TASK: In the entries below, find the lines that contain the word "относительно" and copy them.

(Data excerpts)
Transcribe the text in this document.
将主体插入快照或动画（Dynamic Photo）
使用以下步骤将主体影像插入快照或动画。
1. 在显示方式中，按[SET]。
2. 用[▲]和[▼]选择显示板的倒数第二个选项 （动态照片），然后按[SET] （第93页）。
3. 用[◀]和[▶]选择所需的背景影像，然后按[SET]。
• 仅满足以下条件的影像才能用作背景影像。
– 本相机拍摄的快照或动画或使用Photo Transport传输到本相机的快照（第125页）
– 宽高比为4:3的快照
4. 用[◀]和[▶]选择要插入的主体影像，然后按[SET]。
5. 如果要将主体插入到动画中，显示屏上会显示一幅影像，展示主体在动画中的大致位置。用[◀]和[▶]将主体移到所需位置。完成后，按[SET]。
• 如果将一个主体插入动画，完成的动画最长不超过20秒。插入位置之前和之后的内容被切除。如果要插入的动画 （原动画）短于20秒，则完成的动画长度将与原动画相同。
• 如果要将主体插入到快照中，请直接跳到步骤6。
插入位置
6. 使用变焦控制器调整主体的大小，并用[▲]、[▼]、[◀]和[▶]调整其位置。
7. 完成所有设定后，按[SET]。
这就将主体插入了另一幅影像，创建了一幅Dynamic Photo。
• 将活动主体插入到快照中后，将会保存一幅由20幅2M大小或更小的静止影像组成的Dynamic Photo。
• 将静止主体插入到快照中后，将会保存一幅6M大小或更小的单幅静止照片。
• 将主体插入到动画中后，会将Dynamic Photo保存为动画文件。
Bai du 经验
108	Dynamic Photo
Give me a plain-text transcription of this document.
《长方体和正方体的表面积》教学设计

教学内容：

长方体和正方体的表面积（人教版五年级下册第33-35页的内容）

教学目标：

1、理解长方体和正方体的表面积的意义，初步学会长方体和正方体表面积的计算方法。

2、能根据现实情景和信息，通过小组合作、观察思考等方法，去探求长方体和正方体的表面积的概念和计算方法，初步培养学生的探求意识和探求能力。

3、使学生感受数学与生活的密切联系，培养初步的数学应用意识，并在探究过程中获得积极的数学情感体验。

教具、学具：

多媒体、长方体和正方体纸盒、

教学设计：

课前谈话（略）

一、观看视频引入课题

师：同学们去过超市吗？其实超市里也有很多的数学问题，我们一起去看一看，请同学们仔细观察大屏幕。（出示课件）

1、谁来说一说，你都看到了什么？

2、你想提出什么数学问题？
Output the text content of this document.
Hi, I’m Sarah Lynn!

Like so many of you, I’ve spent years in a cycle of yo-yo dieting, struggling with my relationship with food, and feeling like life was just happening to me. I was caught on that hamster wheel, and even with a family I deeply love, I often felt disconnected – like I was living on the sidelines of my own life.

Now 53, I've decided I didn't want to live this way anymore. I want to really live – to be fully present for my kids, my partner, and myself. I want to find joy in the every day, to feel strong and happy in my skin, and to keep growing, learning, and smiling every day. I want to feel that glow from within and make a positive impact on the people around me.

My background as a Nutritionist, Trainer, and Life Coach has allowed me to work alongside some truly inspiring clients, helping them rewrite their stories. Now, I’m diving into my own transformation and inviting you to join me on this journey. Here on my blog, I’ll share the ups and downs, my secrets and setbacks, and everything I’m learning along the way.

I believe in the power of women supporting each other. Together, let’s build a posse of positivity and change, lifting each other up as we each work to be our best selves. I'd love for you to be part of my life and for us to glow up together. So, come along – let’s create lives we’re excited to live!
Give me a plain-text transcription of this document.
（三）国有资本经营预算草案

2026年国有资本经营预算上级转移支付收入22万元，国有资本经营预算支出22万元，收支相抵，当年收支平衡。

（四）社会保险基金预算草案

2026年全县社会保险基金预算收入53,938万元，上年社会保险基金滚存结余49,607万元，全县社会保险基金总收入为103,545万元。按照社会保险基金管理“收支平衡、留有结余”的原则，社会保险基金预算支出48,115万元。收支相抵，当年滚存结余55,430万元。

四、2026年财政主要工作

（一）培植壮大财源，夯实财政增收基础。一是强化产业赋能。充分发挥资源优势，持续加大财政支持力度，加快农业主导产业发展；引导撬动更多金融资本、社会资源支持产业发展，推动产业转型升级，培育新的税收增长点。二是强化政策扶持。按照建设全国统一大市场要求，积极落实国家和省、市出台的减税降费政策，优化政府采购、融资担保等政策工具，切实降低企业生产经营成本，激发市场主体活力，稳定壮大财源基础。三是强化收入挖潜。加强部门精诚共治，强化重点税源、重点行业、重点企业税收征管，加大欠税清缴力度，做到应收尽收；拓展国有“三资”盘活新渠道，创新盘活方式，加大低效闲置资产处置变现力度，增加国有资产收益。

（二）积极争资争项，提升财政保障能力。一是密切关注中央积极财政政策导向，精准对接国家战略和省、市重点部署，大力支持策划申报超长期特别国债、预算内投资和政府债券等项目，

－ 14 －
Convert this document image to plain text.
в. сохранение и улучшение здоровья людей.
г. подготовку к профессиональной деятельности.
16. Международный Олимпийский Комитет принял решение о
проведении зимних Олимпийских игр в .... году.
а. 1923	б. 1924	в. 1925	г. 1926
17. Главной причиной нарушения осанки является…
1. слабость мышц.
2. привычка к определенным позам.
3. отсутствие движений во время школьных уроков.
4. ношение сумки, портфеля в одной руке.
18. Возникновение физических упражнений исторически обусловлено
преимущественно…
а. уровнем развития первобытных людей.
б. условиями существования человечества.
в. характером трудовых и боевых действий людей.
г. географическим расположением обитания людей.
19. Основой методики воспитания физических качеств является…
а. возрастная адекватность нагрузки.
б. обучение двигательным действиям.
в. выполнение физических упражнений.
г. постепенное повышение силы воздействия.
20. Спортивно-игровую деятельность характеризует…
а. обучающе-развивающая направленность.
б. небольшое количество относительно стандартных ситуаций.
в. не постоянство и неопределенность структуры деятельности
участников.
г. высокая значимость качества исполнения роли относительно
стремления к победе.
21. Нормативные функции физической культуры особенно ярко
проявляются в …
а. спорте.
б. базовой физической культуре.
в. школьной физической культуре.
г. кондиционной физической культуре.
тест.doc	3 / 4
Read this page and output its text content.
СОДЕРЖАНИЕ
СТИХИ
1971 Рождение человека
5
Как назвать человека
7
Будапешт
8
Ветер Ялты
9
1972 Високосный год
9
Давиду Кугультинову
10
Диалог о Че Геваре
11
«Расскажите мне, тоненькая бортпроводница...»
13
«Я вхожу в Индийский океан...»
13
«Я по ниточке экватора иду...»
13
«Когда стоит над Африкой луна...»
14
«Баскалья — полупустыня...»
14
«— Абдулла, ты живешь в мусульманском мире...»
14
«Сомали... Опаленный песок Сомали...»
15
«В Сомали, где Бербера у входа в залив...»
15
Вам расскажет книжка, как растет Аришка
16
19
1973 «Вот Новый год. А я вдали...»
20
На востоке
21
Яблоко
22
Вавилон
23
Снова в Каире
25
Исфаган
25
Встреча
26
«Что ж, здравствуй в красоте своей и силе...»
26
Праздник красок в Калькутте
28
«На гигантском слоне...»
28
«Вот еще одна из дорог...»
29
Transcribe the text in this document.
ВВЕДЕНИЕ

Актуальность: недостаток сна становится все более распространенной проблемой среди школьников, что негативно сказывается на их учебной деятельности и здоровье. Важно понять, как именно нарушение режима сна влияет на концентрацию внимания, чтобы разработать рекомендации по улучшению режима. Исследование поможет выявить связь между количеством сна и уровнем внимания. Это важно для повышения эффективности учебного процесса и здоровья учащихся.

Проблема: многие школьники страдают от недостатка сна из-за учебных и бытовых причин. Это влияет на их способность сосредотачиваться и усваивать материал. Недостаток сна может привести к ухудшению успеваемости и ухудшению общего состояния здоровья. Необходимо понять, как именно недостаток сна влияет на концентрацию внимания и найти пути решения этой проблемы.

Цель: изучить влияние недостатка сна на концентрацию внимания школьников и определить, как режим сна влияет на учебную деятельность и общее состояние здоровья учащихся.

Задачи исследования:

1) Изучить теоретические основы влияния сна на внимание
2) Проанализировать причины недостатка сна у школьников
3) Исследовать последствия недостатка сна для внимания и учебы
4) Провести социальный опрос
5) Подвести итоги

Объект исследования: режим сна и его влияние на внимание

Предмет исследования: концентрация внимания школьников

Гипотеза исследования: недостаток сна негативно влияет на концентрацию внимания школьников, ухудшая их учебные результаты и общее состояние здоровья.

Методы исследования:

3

EXERCISE RESPONSE:
б. небольшое количество относительно стандартных ситуаций.
г. высокая значимость качества исполнения роли относительно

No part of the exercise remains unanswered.